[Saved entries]

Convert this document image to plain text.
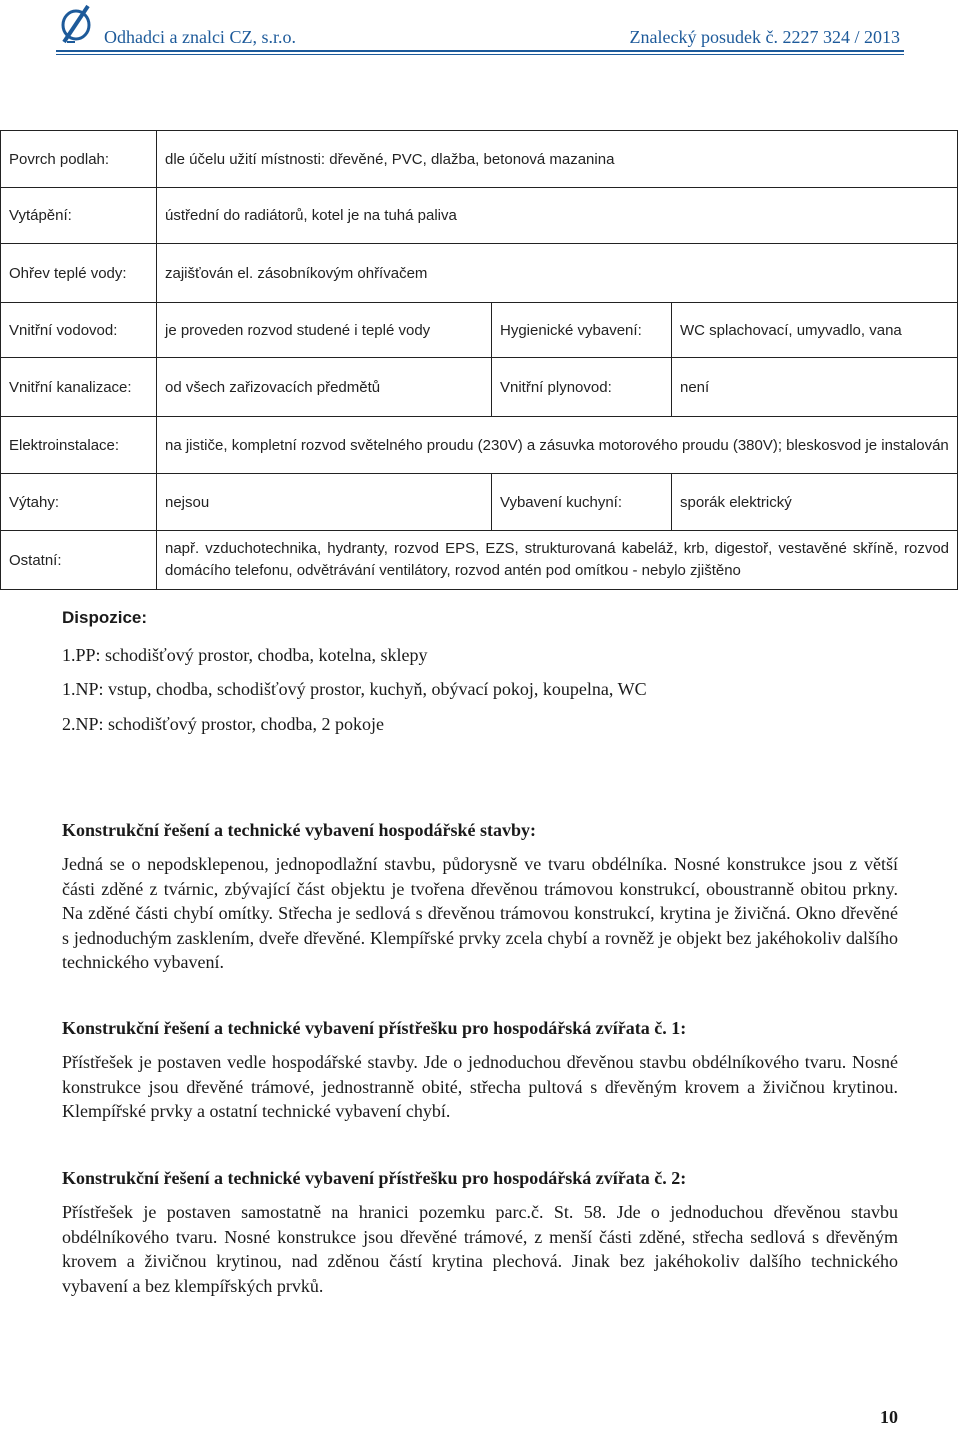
Odhadci a znalci CZ, s.r.o.	Znalecký posudek č. 2227 324 / 2013
Povrch podlah:	dle účelu užití místnosti: dřevěné, PVC, dlažba, betonová mazanina		
Vytápění:	ústřední do radiátorů, kotel je na tuhá paliva		
Ohřev teplé vody:	zajišťován el. zásobníkovým ohřívačem		
Vnitřní vodovod:	je proveden rozvod studené i teplé vody	Hygienické vybavení:	WC splachovací, umyvadlo, vana
Vnitřní kanalizace:	od všech zařizovacích předmětů	Vnitřní plynovod:	není
Elektroinstalace:	na jističe, kompletní rozvod světelného proudu (230V) a zásuvka motorového proudu (380V); bleskosvod je instalován		
Výtahy:	nejsou	Vybavení kuchyní:	sporák elektrický
Ostatní:	např. vzduchotechnika, hydranty, rozvod EPS, EZS, strukturovaná kabeláž, krb, digestoř, vestavěné skříně, rozvod domácího telefonu, odvětrávání ventilátory, rozvod antén pod omítkou - nebylo zjištěno		
Dispozice:
1.PP: schodišťový prostor, chodba, kotelna, sklepy
1.NP: vstup, chodba, schodišťový prostor, kuchyň, obývací pokoj, koupelna, WC
2.NP: schodišťový prostor, chodba, 2 pokoje
Konstrukční řešení a technické vybavení hospodářské stavby:

Jedná se o nepodsklepenou, jednopodlažní stavbu, půdorysně ve tvaru obdélníka. Nosné konstrukce jsou z větší části zděné z tvárnic, zbývající část objektu je tvořena dřevěnou trámovou konstrukcí, oboustranně obitou prkny. Na zděné části chybí omítky. Střecha je sedlová s dřevěnou trámovou konstrukcí, krytina je živičná. Okno dřevěné s jednoduchým zasklením, dveře dřevěné. Klempířské prvky zcela chybí a rovněž je objekt bez jakéhokoliv dalšího technického vybavení.

Konstrukční řešení a technické vybavení přístřešku pro hospodářská zvířata č. 1:

Přístřešek je postaven vedle hospodářské stavby. Jde o jednoduchou dřevěnou stavbu obdélníkového tvaru. Nosné konstrukce jsou dřevěné trámové, jednostranně obité, střecha pultová s dřevěným krovem a živičnou krytinou. Klempířské prvky a ostatní technické vybavení chybí.

Konstrukční řešení a technické vybavení přístřešku pro hospodářská zvířata č. 2:

Přístřešek je postaven samostatně na hranici pozemku parc.č. St. 58. Jde o jednoduchou dřevěnou stavbu obdélníkového tvaru. Nosné konstrukce jsou dřevěné trámové, z menší části zděné, střecha sedlová s dřevěným krovem a živičnou krytinou, nad zděnou částí krytina plechová. Jinak bez jakéhokoliv dalšího technického vybavení a bez klempířských prvků.

10
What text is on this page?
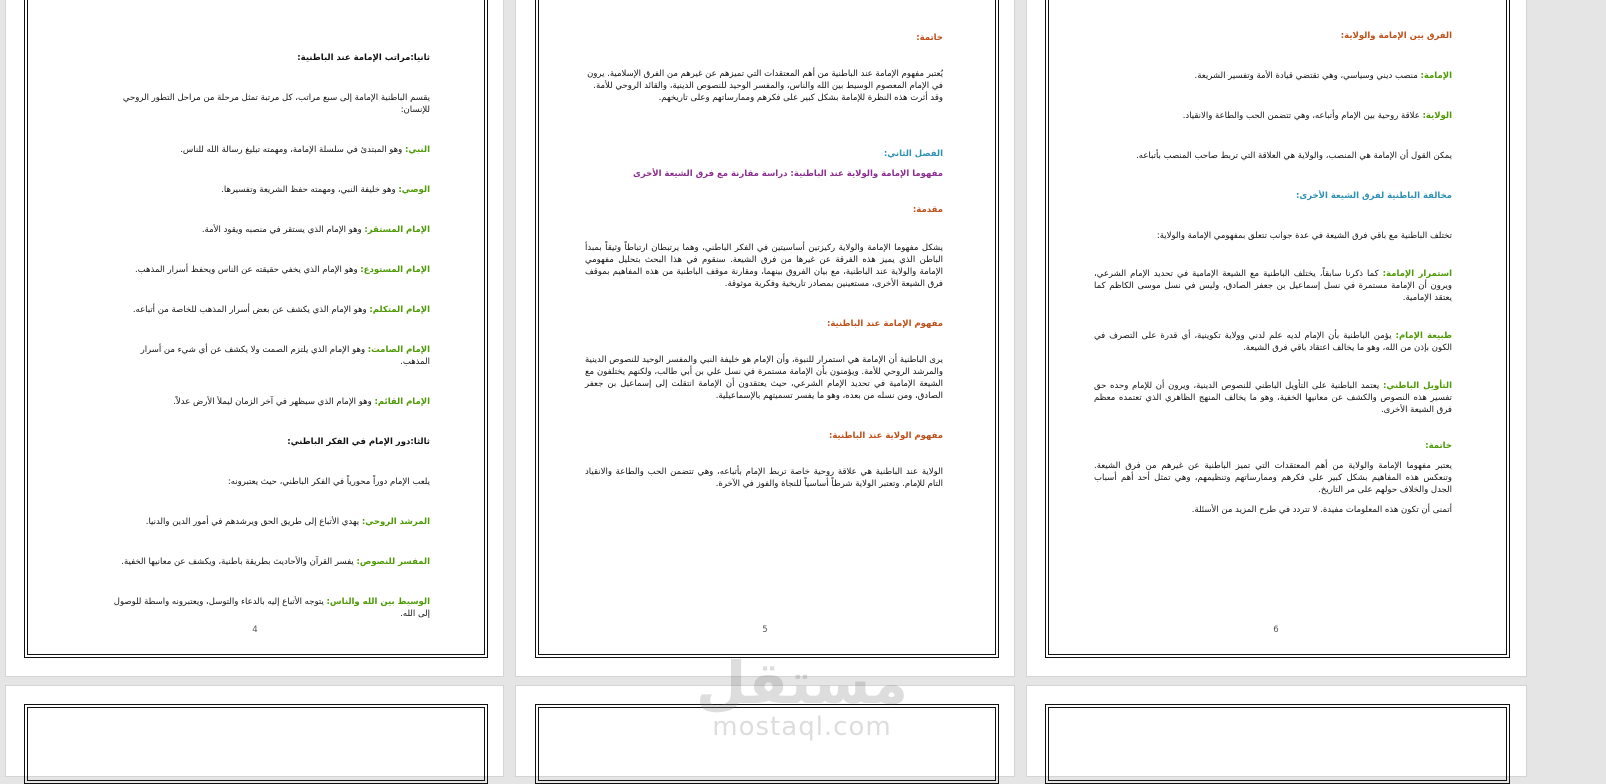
ثانيا:مراتب الإمامة عند الباطنية:

يقسم الباطنية الإمامة إلى سبع مراتب، كل مرتبة تمثل مرحلة من مراحل التطور الروحي للإنسان:

النبي: وهو المبتدئ في سلسلة الإمامة، ومهمته تبليغ رسالة الله للناس.

الوصي: وهو خليفة النبي، ومهمته حفظ الشريعة وتفسيرها.

الإمام المستقر: وهو الإمام الذي يستقر في منصبه ويقود الأمة.

الإمام المستودع: وهو الإمام الذي يخفي حقيقته عن الناس ويحفظ أسرار المذهب.

الإمام المتكلم: وهو الإمام الذي يكشف عن بعض أسرار المذهب للخاصة من أتباعه.

الإمام الصامت: وهو الإمام الذي يلتزم الصمت ولا يكشف عن أي شيء من أسرار المذهب.

الإمام القائم: وهو الإمام الذي سيظهر في آخر الزمان ليملأ الأرض عدلاً.

ثالثا:دور الإمام في الفكر الباطني:

يلعب الإمام دوراً محورياً في الفكر الباطني، حيث يعتبرونه:

المرشد الروحي: يهدي الأتباع إلى طريق الحق ويرشدهم في أمور الدين والدنيا.

المفسر للنصوص: يفسر القرآن والأحاديث بطريقة باطنية، ويكشف عن معانيها الخفية.

الوسيط بين الله والناس: يتوجه الأتباع إليه بالدعاء والتوسل، ويعتبرونه واسطة للوصول إلى الله.

4

خاتمة:

يُعتبر مفهوم الإمامة عند الباطنية من أهم المعتقدات التي تميزهم عن غيرهم من الفرق الإسلامية. يرون في الإمام المعصوم الوسيط بين الله والناس، والمفسر الوحيد للنصوص الدينية، والقائد الروحي للأمة. وقد أثرت هذه النظرة للإمامة بشكل كبير على فكرهم وممارساتهم وعلى تاريخهم.

الفصل الثاني:

مفهوما الإمامة والولاية عند الباطنية: دراسة مقارنة مع فرق الشيعة الأخرى

مقدمة:

يشكل مفهوما الإمامة والولاية ركيزتين أساسيتين في الفكر الباطني، وهما يرتبطان ارتباطاً وثيقاً بمبدأ الباطن الذي يميز هذه الفرقة عن غيرها من فرق الشيعة. سنقوم في هذا البحث بتحليل مفهومي الإمامة والولاية عند الباطنية، مع بيان الفروق بينهما، ومقارنة موقف الباطنية من هذه المفاهيم بموقف فرق الشيعة الأخرى، مستعينين بمصادر تاريخية وفكرية موثوقة.

مفهوم الإمامة عند الباطنية:

يرى الباطنية أن الإمامة هي استمرار للنبوة، وأن الإمام هو خليفة النبي والمفسر الوحيد للنصوص الدينية والمرشد الروحي للأمة. ويؤمنون بأن الإمامة مستمرة في نسل علي بن أبي طالب، ولكنهم يختلفون مع الشيعة الإمامية في تحديد الإمام الشرعي، حيث يعتقدون أن الإمامة انتقلت إلى إسماعيل بن جعفر الصادق، ومن نسله من بعده، وهو ما يفسر تسميتهم بالإسماعيلية.

مفهوم الولاية عند الباطنية:

الولاية عند الباطنية هي علاقة روحية خاصة تربط الإمام بأتباعه، وهي تتضمن الحب والطاعة والانقياد التام للإمام. وتعتبر الولاية شرطاً أساسياً للنجاة والفوز في الآخرة.

5

الفرق بين الإمامة والولاية:

الإمامة: منصب ديني وسياسي، وهي تقتضي قيادة الأمة وتفسير الشريعة.

الولاية: علاقة روحية بين الإمام وأتباعه، وهي تتضمن الحب والطاعة والانقياد.

يمكن القول أن الإمامة هي المنصب، والولاية هي العلاقة التي تربط صاحب المنصب بأتباعه.

مخالفة الباطنية لفرق الشيعة الأخرى:

تختلف الباطنية مع باقي فرق الشيعة في عدة جوانب تتعلق بمفهومي الإمامة والولاية:

استمرار الإمامة: كما ذكرنا سابقاً، يختلف الباطنية مع الشيعة الإمامية في تحديد الإمام الشرعي، ويرون أن الإمامة مستمرة في نسل إسماعيل بن جعفر الصادق، وليس في نسل موسى الكاظم كما يعتقد الإمامية.

طبيعة الإمام: يؤمن الباطنية بأن الإمام لديه علم لدني وولاية تكوينية، أي قدرة على التصرف في الكون بإذن من الله، وهو ما يخالف اعتقاد باقي فرق الشيعة.

التأويل الباطني: يعتمد الباطنية على التأويل الباطني للنصوص الدينية، ويرون أن للإمام وحده حق تفسير هذه النصوص والكشف عن معانيها الخفية، وهو ما يخالف المنهج الظاهري الذي تعتمده معظم فرق الشيعة الأخرى.

خاتمة:

يعتبر مفهوما الإمامة والولاية من أهم المعتقدات التي تميز الباطنية عن غيرهم من فرق الشيعة. وتنعكس هذه المفاهيم بشكل كبير على فكرهم وممارساتهم وتنظيمهم، وهي تمثل أحد أهم أسباب الجدل والخلاف حولهم على مر التاريخ.

أتمنى أن تكون هذه المعلومات مفيدة. لا تتردد في طرح المزيد من الأسئلة.

6
مستقل
mostaql.com
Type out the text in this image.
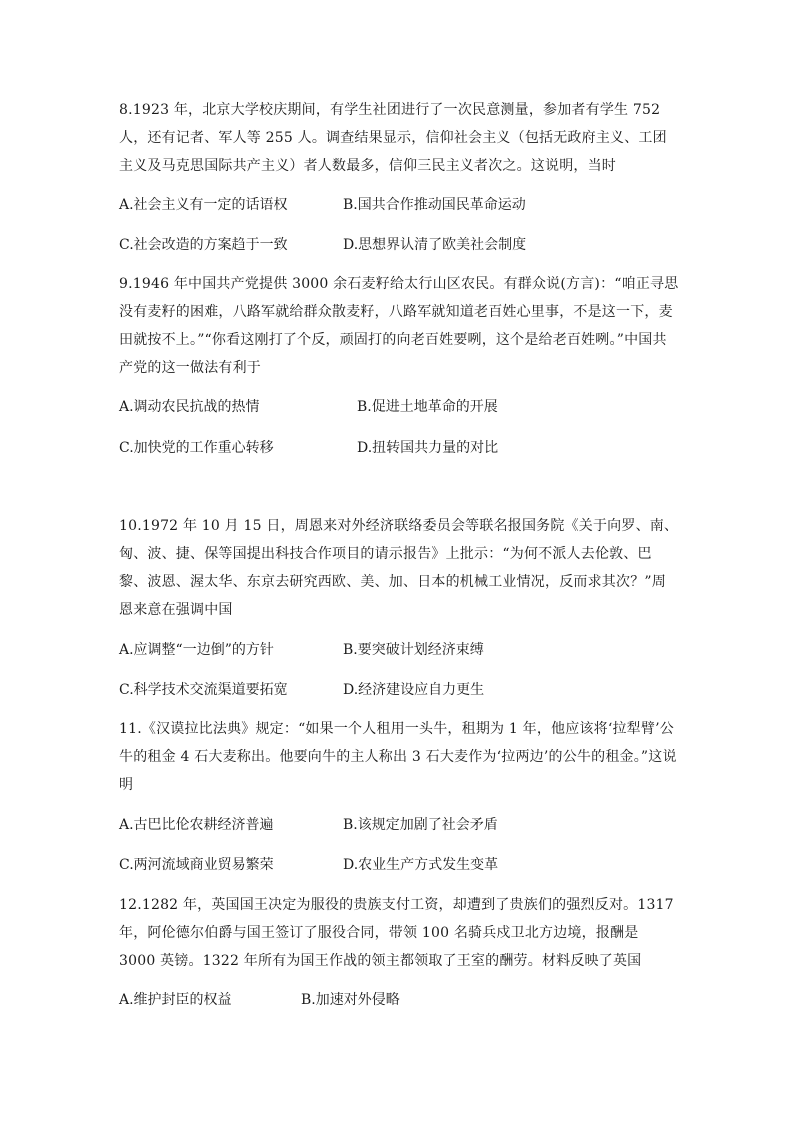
8.1923 年，北京大学校庆期间，有学生社团进行了一次民意测量，参加者有学生 752 人，还有记者、军人等 255 人。调查结果显示，信仰社会主义（包括无政府主义、工团主义及马克思国际共产主义）者人数最多，信仰三民主义者次之。这说明，当时

A.社会主义有一定的话语权	B.国共合作推动国民革命运动
C.社会改造的方案趋于一致	D.思想界认清了欧美社会制度

9.1946 年中国共产党提供 3000 余石麦籽给太行山区农民。有群众说(方言)：“咱正寻思没有麦籽的困难，八路军就给群众散麦籽，八路军就知道老百姓心里事，不是这一下，麦田就按不上。”“你看这刚打了个反，顽固打的向老百姓要咧，这个是给老百姓咧。”中国共产党的这一做法有利于

A.调动农民抗战的热情	B.促进土地革命的开展
C.加快党的工作重心转移	D.扭转国共力量的对比

10.1972 年 10 月 15 日，周恩来对外经济联络委员会等联名报国务院《关于向罗、南、匈、波、捷、保等国提出科技合作项目的请示报告》上批示：“为何不派人去伦敦、巴黎、波恩、渥太华、东京去研究西欧、美、加、日本的机械工业情况，反而求其次？”周恩来意在强调中国

A.应调整“一边倒”的方针	B.要突破计划经济束缚
C.科学技术交流渠道要拓宽	D.经济建设应自力更生

11.《汉谟拉比法典》规定：“如果一个人租用一头牛，租期为 1 年，他应该将‘拉犁臂’公牛的租金 4 石大麦称出。他要向牛的主人称出 3 石大麦作为‘拉两边’的公牛的租金。”这说明

A.古巴比伦农耕经济普遍	B.该规定加剧了社会矛盾
C.两河流域商业贸易繁荣	D.农业生产方式发生变革

12.1282 年，英国国王决定为服役的贵族支付工资，却遭到了贵族们的强烈反对。1317 年，阿伦德尔伯爵与国王签订了服役合同，带领 100 名骑兵戍卫北方边境，报酬是 3000 英镑。1322 年所有为国王作战的领主都领取了王室的酬劳。材料反映了英国

A.维护封臣的权益	B.加速对外侵略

What to produce
Count each line with "بأتباعه" in it and report that figure by itself.

Solution
2